▶ [Exercise details]: Check every line of the data below for the string "Adult", and copy the ones that hold it.

[Stored entries]
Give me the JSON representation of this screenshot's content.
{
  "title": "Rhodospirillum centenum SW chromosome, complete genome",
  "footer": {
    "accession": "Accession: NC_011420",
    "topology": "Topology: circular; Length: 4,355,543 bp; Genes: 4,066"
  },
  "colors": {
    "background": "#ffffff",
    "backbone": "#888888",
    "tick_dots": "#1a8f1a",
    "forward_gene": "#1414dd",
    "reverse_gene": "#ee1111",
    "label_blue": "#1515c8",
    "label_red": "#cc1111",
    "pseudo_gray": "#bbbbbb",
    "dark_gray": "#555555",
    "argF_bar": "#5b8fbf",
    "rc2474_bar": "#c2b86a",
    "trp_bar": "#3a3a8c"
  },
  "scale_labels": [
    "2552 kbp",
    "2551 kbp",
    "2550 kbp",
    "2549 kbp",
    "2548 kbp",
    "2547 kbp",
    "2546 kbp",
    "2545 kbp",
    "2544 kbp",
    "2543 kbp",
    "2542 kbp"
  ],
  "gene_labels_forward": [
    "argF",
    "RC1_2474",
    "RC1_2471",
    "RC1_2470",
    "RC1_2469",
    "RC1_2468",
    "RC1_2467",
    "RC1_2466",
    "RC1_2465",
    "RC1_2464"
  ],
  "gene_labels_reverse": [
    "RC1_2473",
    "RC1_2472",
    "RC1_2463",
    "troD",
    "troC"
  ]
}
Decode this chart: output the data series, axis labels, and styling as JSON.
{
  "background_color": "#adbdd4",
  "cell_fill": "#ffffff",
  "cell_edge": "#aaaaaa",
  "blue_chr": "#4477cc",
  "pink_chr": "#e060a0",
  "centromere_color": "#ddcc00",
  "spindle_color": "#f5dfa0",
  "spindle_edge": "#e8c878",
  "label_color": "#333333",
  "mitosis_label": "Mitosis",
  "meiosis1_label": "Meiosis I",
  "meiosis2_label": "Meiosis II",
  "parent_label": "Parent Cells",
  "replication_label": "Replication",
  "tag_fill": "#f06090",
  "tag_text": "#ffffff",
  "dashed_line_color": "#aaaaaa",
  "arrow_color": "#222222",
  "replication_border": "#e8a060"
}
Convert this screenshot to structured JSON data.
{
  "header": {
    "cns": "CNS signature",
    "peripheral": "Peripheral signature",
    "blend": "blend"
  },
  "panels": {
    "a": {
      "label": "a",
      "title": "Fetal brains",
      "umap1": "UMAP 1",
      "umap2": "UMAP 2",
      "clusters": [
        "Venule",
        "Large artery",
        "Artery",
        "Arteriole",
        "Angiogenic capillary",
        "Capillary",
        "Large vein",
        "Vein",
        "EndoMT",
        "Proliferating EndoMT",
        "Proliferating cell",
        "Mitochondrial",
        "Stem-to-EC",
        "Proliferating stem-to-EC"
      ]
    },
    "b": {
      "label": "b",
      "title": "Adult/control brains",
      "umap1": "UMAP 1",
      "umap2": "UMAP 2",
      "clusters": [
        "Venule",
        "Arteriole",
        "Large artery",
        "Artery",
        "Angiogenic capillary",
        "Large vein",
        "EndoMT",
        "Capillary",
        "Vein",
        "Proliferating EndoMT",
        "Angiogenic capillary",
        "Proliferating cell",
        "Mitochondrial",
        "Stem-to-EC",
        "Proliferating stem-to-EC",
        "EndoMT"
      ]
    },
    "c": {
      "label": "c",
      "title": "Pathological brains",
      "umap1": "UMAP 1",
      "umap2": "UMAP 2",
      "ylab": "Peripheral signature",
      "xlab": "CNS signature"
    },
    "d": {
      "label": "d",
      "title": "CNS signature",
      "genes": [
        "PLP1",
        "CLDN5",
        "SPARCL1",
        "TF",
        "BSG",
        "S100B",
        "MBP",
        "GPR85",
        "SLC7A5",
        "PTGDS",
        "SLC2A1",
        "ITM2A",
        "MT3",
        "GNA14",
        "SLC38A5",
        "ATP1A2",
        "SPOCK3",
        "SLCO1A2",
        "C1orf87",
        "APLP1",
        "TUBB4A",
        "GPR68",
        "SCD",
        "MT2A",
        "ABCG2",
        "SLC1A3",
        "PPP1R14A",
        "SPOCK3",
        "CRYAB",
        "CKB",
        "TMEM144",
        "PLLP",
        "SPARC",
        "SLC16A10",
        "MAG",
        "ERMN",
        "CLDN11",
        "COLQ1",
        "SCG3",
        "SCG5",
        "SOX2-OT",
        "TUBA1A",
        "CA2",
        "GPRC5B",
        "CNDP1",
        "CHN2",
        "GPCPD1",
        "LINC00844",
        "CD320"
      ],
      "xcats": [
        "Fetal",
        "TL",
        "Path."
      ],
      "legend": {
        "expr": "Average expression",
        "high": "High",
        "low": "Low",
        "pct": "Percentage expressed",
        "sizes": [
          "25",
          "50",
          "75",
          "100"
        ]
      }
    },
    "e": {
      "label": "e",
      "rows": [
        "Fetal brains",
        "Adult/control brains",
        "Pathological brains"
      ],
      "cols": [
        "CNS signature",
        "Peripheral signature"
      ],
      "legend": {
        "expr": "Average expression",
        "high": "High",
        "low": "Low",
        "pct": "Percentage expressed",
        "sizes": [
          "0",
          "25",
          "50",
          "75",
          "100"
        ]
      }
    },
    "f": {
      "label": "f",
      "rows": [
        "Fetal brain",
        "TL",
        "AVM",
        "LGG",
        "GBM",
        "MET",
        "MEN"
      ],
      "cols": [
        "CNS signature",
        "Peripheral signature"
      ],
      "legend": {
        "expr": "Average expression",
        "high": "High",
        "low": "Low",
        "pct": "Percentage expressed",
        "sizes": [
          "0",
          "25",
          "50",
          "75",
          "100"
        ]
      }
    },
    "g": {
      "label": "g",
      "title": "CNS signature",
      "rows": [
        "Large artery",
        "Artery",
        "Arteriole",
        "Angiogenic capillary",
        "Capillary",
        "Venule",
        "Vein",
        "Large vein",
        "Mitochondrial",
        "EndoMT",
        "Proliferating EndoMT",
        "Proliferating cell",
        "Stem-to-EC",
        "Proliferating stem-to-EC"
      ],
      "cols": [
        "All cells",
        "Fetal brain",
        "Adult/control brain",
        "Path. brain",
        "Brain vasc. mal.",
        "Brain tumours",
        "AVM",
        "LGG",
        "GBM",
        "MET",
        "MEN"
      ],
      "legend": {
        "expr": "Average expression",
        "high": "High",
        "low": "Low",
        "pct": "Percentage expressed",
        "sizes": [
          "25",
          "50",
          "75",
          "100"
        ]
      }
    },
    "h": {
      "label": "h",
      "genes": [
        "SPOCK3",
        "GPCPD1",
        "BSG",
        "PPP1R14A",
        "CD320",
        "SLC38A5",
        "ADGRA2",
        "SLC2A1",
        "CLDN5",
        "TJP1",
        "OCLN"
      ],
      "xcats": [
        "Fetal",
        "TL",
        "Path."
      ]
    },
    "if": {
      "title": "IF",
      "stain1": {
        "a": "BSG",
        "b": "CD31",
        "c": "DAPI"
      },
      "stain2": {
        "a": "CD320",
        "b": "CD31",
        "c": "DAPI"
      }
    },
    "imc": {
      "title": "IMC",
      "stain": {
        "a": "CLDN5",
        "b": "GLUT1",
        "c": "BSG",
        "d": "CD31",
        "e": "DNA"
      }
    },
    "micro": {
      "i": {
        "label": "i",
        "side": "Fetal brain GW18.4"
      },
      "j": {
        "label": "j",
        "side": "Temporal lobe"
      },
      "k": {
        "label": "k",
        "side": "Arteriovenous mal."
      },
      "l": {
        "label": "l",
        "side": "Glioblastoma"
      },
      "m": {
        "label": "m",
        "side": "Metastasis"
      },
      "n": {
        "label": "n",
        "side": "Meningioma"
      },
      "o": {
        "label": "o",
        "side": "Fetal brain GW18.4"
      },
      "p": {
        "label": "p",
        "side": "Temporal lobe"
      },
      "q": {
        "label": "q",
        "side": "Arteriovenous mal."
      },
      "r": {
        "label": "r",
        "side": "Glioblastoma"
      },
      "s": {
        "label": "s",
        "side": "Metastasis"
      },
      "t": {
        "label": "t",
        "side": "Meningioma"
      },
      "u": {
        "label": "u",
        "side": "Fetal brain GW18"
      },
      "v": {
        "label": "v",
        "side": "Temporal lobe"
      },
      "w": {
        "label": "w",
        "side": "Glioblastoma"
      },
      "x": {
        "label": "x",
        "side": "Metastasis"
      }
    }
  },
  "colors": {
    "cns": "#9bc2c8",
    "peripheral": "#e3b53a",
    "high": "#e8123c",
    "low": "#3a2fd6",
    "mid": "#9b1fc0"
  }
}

▶ [The answer]:
      "title": "Adult/control brains",
        "Adult/control brains",
        "Adult/control brain",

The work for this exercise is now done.